**Work to be completed**
Reproduce the listing exactly, with no pictures in your copy.

__________

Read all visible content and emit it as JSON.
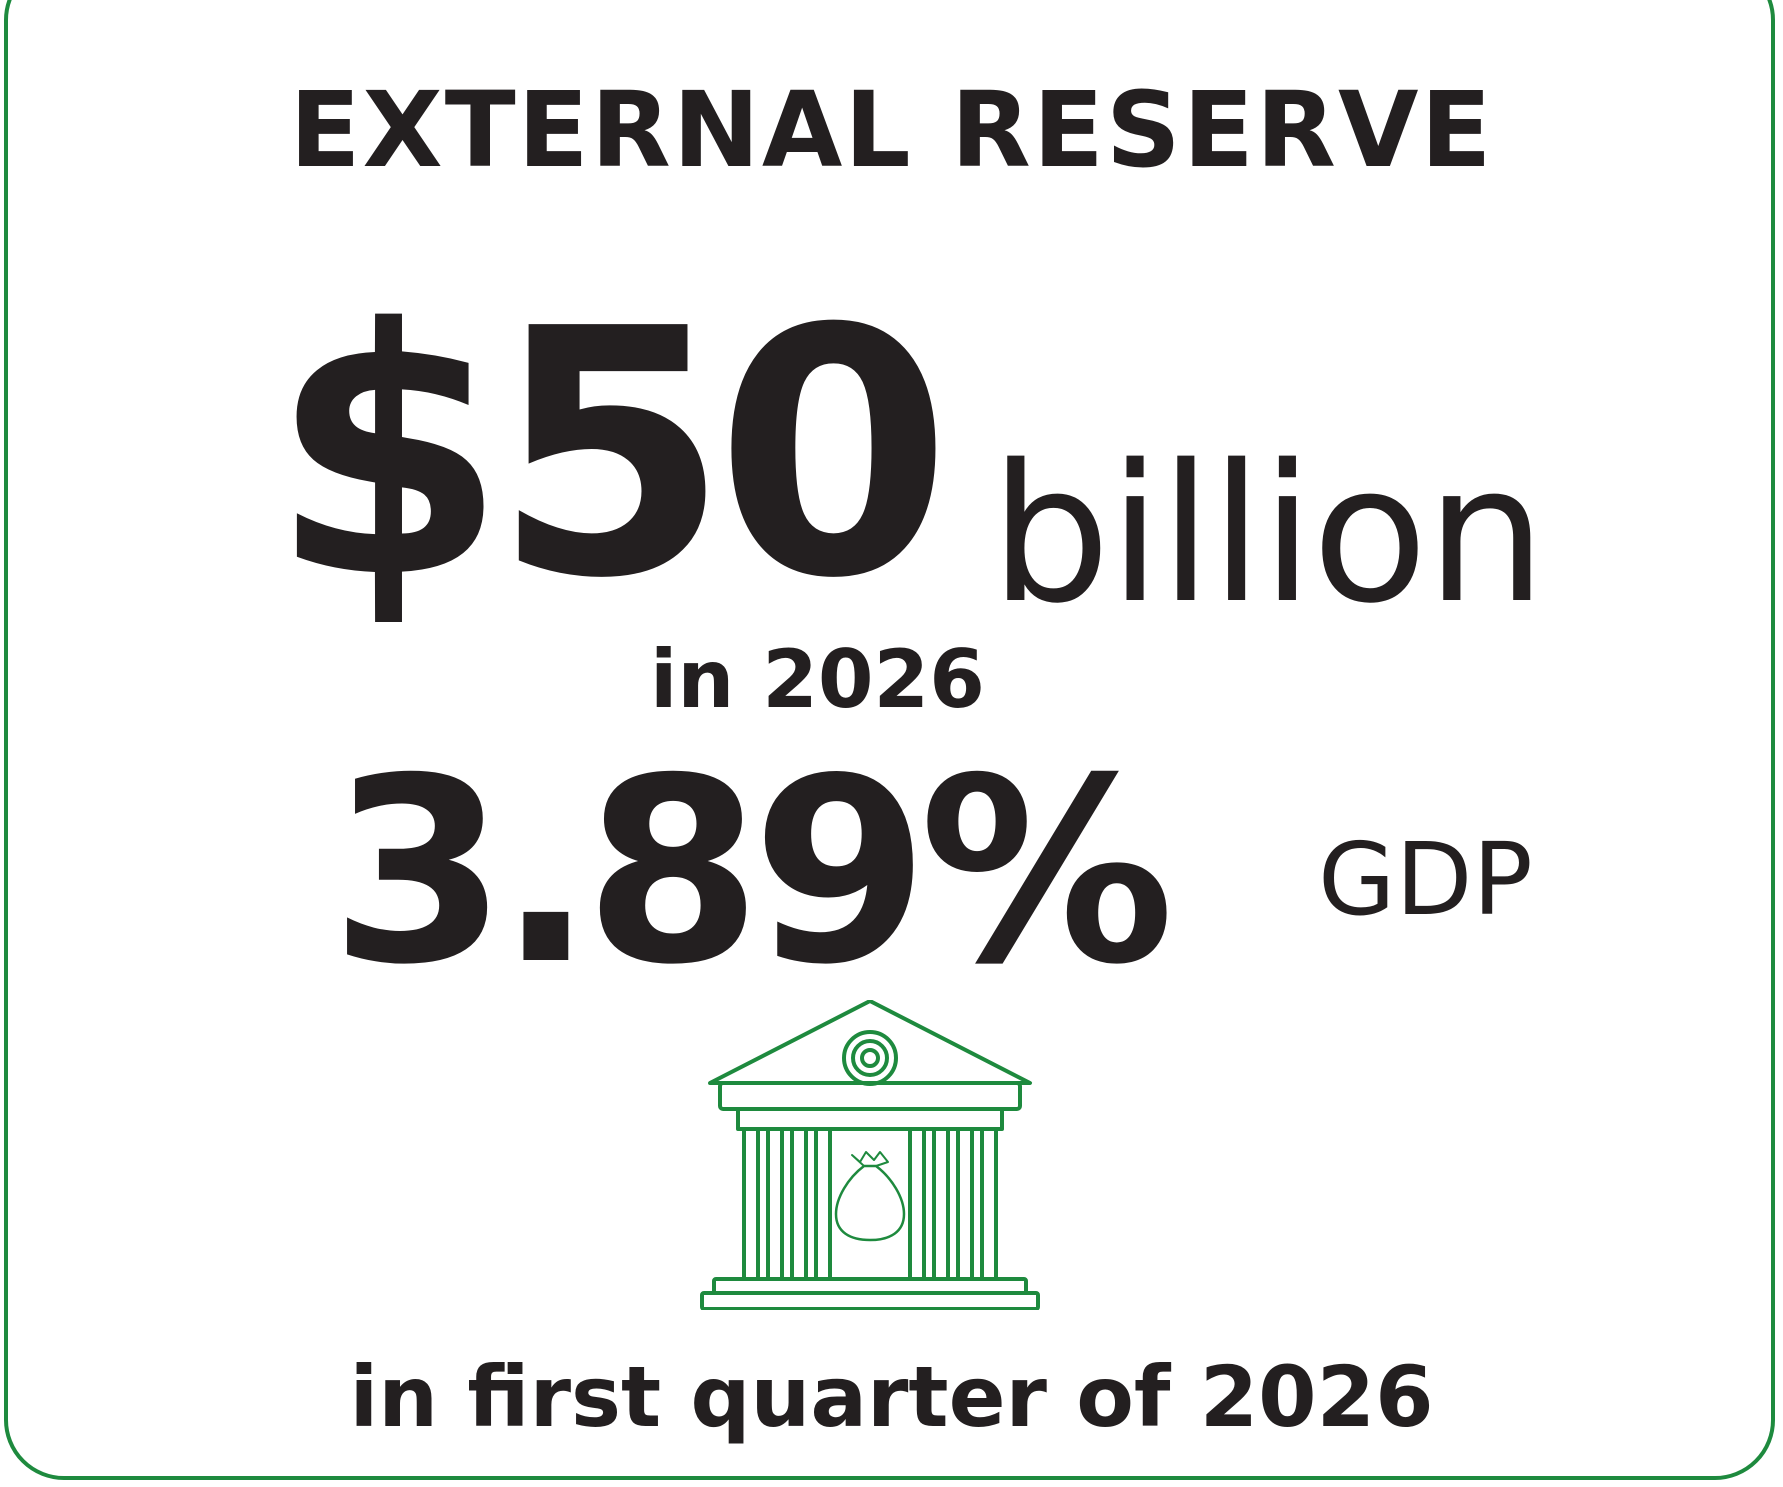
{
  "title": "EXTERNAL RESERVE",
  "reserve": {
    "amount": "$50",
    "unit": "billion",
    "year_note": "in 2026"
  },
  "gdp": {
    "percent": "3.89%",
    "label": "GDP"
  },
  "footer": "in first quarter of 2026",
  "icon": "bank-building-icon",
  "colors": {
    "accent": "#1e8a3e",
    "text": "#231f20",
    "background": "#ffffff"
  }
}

__________

**Correct output**
Read all visible content and emit it as JSON.
{
  "title": "EXTERNAL RESERVE",
  "reserve": {
    "amount": "$50",
    "unit": "billion",
    "year_note": "in 2026"
  },
  "gdp": {
    "percent": "3.89%",
    "label": "GDP"
  },
  "footer": "in first quarter of 2026",
  "icon": "bank-building-icon",
  "colors": {
    "accent": "#1e8a3e",
    "text": "#231f20",
    "background": "#ffffff"
  }
}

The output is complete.